- [Supplied material]:
++++++++++

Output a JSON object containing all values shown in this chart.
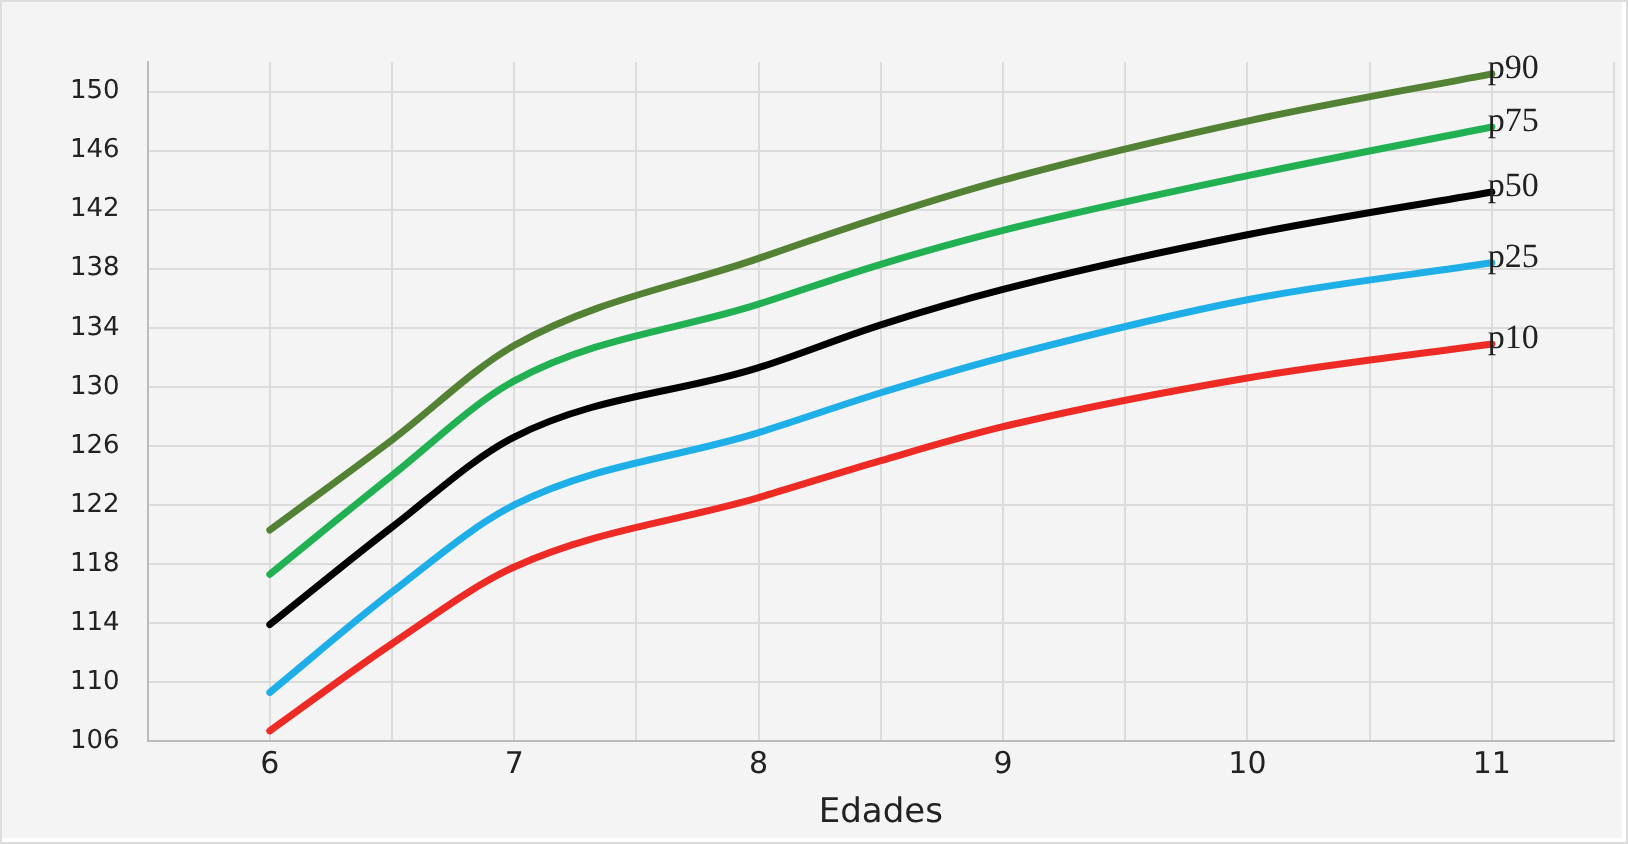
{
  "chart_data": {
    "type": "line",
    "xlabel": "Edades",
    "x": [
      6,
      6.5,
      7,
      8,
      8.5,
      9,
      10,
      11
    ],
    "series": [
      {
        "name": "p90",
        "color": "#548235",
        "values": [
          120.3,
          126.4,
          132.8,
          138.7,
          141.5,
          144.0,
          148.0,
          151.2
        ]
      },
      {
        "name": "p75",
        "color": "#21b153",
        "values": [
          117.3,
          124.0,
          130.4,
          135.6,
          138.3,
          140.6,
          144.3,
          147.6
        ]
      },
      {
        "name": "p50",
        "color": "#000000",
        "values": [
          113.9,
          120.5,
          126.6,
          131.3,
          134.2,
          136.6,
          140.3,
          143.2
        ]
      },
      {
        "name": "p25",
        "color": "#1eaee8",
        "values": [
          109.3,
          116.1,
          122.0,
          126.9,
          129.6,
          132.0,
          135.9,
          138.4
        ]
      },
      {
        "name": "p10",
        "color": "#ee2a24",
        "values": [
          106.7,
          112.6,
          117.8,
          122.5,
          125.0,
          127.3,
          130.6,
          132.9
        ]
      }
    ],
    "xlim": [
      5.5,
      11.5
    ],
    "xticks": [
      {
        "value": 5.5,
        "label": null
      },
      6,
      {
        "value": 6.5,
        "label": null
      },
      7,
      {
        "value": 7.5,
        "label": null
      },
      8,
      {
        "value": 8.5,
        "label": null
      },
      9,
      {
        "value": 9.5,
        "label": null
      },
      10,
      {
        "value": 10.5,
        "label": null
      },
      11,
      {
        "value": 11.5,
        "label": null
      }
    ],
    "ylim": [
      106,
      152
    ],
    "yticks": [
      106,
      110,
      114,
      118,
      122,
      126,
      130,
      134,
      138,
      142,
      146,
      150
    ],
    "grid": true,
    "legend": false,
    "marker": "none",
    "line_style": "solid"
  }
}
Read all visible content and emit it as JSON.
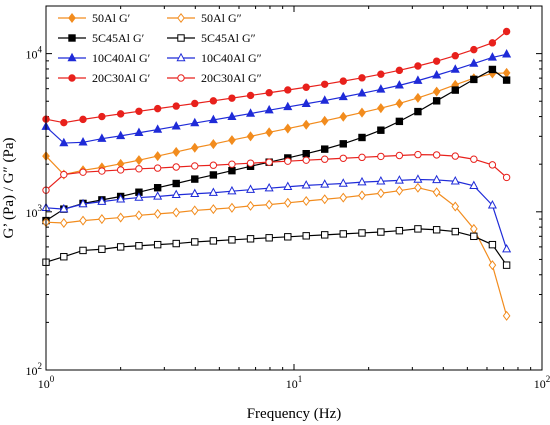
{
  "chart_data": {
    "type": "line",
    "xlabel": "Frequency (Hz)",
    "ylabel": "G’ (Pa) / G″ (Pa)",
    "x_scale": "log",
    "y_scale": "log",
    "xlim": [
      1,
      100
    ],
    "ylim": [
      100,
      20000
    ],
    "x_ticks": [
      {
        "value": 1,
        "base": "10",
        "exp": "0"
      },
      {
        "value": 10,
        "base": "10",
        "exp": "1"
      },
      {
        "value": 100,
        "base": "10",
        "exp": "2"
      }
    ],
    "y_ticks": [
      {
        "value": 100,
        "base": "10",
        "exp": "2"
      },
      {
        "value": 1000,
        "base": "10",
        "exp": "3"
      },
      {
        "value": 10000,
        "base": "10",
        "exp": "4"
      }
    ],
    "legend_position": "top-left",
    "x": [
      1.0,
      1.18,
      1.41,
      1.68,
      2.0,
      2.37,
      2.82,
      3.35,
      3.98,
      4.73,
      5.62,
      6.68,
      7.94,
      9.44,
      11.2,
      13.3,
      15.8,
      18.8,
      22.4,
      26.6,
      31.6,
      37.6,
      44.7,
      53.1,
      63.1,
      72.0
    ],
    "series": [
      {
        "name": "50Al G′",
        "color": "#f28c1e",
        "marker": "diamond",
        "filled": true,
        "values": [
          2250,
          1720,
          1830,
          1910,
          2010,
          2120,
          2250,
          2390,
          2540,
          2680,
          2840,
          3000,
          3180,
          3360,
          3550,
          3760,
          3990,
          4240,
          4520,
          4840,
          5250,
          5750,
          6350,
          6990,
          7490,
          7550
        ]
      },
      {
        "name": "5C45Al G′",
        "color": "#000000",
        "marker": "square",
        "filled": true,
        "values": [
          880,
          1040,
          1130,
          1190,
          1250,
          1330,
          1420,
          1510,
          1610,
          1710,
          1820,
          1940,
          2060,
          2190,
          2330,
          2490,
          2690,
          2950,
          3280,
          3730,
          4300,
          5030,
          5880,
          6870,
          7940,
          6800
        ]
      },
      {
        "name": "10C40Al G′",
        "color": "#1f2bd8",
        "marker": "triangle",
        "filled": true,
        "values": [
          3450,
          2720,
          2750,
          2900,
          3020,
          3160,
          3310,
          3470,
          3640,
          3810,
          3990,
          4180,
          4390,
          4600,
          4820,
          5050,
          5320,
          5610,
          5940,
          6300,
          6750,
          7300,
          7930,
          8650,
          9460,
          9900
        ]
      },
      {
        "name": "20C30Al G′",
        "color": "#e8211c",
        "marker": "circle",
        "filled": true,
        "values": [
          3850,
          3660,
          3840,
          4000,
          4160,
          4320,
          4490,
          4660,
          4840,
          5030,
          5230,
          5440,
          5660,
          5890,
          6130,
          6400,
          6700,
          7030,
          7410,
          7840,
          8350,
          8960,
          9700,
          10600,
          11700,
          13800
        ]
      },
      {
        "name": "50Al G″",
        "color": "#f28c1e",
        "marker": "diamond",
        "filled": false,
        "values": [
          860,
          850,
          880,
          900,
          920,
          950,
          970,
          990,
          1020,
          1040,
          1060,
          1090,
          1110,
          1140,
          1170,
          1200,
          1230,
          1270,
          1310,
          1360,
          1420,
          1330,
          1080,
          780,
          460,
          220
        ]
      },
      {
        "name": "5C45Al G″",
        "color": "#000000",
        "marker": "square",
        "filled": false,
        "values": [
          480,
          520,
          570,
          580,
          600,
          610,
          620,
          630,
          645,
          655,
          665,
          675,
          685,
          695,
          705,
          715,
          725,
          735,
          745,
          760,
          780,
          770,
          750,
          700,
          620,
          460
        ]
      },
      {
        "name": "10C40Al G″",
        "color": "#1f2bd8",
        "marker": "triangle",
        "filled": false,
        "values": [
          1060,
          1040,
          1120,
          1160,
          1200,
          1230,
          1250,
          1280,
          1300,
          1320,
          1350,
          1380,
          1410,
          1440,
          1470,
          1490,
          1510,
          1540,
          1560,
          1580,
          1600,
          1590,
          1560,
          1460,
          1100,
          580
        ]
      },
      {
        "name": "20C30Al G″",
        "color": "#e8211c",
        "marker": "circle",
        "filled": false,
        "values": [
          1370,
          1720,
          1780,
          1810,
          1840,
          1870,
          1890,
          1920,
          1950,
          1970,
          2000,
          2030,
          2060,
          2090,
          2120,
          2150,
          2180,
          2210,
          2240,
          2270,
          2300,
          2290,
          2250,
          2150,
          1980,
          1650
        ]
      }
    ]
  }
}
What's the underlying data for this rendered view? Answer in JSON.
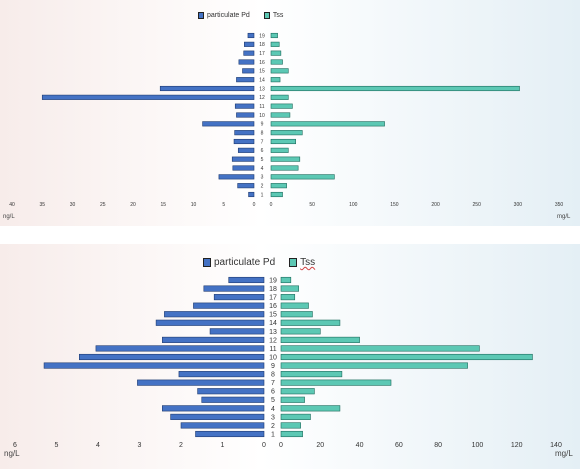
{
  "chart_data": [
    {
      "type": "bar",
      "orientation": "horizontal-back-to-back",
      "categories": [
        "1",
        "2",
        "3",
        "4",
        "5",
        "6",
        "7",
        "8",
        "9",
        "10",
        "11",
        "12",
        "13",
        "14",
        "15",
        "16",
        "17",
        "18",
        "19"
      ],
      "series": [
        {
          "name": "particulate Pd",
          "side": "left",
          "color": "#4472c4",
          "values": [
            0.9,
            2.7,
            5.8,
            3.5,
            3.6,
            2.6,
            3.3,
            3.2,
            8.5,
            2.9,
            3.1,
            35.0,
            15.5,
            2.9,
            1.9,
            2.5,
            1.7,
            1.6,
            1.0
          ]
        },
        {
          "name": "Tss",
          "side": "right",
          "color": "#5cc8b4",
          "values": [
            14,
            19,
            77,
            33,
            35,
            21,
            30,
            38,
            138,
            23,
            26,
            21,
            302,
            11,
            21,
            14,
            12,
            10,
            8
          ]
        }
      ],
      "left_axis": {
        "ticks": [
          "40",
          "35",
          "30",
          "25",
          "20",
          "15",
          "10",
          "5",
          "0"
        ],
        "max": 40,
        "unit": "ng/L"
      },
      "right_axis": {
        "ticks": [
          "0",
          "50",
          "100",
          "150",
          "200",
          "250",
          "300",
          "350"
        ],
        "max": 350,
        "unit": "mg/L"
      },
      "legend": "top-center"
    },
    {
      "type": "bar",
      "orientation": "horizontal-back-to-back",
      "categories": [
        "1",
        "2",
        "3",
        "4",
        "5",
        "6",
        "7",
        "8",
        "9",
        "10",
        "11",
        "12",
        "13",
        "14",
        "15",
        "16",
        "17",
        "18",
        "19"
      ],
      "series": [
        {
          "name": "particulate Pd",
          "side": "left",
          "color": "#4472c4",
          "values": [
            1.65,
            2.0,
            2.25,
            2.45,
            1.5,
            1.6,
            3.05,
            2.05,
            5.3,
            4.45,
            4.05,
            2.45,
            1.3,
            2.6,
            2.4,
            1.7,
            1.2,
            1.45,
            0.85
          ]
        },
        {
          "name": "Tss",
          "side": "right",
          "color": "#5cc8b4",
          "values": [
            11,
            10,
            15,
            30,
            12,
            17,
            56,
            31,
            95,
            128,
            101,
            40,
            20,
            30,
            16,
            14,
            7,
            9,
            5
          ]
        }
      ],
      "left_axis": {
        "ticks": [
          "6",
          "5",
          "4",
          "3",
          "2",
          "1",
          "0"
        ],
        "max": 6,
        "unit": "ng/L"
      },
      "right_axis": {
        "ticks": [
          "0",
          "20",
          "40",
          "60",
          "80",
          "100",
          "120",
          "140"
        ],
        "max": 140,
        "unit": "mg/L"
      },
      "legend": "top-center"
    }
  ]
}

++++++++++

- [Problem description]:
Above are the records; copy every line in them that holds the word "this".

- [Solution below]:
Output a JSON object containing all values shown in this chart.
What's the underlying data for this rendered view? Answer in JSON.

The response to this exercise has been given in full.